Given exercise
Transcribe all the records with complete accuracy.

Data for this exercise
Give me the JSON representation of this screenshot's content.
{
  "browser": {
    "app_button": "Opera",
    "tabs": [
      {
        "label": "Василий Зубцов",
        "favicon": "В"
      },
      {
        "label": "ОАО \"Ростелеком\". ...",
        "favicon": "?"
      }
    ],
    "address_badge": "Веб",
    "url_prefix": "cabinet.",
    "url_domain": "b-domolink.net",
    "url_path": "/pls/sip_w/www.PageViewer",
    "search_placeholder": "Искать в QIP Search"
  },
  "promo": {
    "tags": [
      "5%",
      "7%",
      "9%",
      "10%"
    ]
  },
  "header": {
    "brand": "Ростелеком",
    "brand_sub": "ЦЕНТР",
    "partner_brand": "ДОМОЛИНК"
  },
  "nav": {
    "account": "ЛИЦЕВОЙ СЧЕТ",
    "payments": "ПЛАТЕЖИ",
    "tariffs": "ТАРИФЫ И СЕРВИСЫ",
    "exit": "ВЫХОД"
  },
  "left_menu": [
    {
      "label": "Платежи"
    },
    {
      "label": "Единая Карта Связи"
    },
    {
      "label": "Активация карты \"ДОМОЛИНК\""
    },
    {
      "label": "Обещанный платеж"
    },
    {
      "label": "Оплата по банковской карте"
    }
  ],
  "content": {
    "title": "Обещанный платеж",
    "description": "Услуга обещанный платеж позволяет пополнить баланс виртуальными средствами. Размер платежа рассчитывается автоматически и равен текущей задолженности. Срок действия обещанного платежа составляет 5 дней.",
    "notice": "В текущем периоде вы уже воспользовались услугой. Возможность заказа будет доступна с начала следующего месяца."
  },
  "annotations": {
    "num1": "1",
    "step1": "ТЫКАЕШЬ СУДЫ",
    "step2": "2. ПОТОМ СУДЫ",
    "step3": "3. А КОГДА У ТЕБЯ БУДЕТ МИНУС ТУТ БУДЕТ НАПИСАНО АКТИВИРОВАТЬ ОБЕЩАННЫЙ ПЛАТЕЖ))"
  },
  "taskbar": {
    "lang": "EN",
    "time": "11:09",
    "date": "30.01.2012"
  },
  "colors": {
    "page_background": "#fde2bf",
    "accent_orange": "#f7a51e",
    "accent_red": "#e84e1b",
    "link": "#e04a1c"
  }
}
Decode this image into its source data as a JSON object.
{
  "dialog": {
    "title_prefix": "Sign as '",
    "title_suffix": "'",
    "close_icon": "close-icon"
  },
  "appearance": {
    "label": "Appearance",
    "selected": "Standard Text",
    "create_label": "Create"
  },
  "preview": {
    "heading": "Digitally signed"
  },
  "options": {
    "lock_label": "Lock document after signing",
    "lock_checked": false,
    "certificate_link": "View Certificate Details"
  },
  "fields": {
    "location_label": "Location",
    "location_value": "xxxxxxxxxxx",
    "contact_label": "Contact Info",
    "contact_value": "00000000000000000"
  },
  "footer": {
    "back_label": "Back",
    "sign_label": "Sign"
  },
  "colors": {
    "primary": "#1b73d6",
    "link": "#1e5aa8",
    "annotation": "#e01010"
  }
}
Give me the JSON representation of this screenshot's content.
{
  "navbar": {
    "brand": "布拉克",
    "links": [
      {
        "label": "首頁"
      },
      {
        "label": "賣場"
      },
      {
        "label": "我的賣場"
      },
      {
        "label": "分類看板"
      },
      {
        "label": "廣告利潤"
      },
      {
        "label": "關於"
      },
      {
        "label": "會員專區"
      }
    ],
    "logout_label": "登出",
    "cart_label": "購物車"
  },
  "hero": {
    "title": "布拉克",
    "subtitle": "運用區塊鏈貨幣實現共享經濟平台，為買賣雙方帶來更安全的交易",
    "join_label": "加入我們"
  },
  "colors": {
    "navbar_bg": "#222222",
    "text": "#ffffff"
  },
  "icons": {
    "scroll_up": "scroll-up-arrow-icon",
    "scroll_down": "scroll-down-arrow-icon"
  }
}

Task response
Give me the JSON representation of this screenshot's content.
{
  "browser": {
    "app_button": "Opera",
    "tabs": [
      {
        "label": "Василий Зубцов",
        "favicon": "В"
      },
      {
        "label": "ОАО \"Ростелеком\". ...",
        "favicon": "?"
      }
    ],
    "address_badge": "Веб",
    "url_prefix": "cabinet.",
    "url_domain": "b-domolink.net",
    "url_path": "/pls/sip_w/www.PageViewer",
    "search_placeholder": "Искать в QIP Search"
  },
  "promo": {
    "tags": [
      "5%",
      "7%",
      "9%",
      "10%"
    ]
  },
  "header": {
    "brand": "Ростелеком",
    "brand_sub": "ЦЕНТР",
    "partner_brand": "ДОМОЛИНК"
  },
  "nav": {
    "account": "ЛИЦЕВОЙ СЧЕТ",
    "payments": "ПЛАТЕЖИ",
    "tariffs": "ТАРИФЫ И СЕРВИСЫ",
    "exit": "ВЫХОД"
  },
  "left_menu": [
    {
      "label": "Платежи"
    },
    {
      "label": "Единая Карта Связи"
    },
    {
      "label": "Активация карты \"ДОМОЛИНК\""
    },
    {
      "label": "Обещанный платеж"
    },
    {
      "label": "Оплата по банковской карте"
    }
  ],
  "content": {
    "title": "Обещанный платеж",
    "description": "Услуга обещанный платеж позволяет пополнить баланс виртуальными средствами. Размер платежа рассчитывается автоматически и равен текущей задолженности. Срок действия обещанного платежа составляет 5 дней.",
    "notice": "В текущем периоде вы уже воспользовались услугой. Возможность заказа будет доступна с начала следующего месяца."
  },
  "annotations": {
    "num1": "1",
    "step1": "ТЫКАЕШЬ СУДЫ",
    "step2": "2. ПОТОМ СУДЫ",
    "step3": "3. А КОГДА У ТЕБЯ БУДЕТ МИНУС ТУТ БУДЕТ НАПИСАНО АКТИВИРОВАТЬ ОБЕЩАННЫЙ ПЛАТЕЖ))"
  },
  "taskbar": {
    "lang": "EN",
    "time": "11:09",
    "date": "30.01.2012"
  },
  "colors": {
    "page_background": "#fde2bf",
    "accent_orange": "#f7a51e",
    "accent_red": "#e84e1b",
    "link": "#e04a1c"
  }
}
Decode this image into its source data as a JSON object.
{
  "dialog": {
    "title_prefix": "Sign as '",
    "title_suffix": "'",
    "close_icon": "close-icon"
  },
  "appearance": {
    "label": "Appearance",
    "selected": "Standard Text",
    "create_label": "Create"
  },
  "preview": {
    "heading": "Digitally signed"
  },
  "options": {
    "lock_label": "Lock document after signing",
    "lock_checked": false,
    "certificate_link": "View Certificate Details"
  },
  "fields": {
    "location_label": "Location",
    "location_value": "xxxxxxxxxxx",
    "contact_label": "Contact Info",
    "contact_value": "00000000000000000"
  },
  "footer": {
    "back_label": "Back",
    "sign_label": "Sign"
  },
  "colors": {
    "primary": "#1b73d6",
    "link": "#1e5aa8",
    "annotation": "#e01010"
  }
}
Give me the JSON representation of this screenshot's content.
{
  "navbar": {
    "brand": "布拉克",
    "links": [
      {
        "label": "首頁"
      },
      {
        "label": "賣場"
      },
      {
        "label": "我的賣場"
      },
      {
        "label": "分類看板"
      },
      {
        "label": "廣告利潤"
      },
      {
        "label": "關於"
      },
      {
        "label": "會員專區"
      }
    ],
    "logout_label": "登出",
    "cart_label": "購物車"
  },
  "hero": {
    "title": "布拉克",
    "subtitle": "運用區塊鏈貨幣實現共享經濟平台，為買賣雙方帶來更安全的交易",
    "join_label": "加入我們"
  },
  "colors": {
    "navbar_bg": "#222222",
    "text": "#ffffff"
  },
  "icons": {
    "scroll_up": "scroll-up-arrow-icon",
    "scroll_down": "scroll-down-arrow-icon"
  }
}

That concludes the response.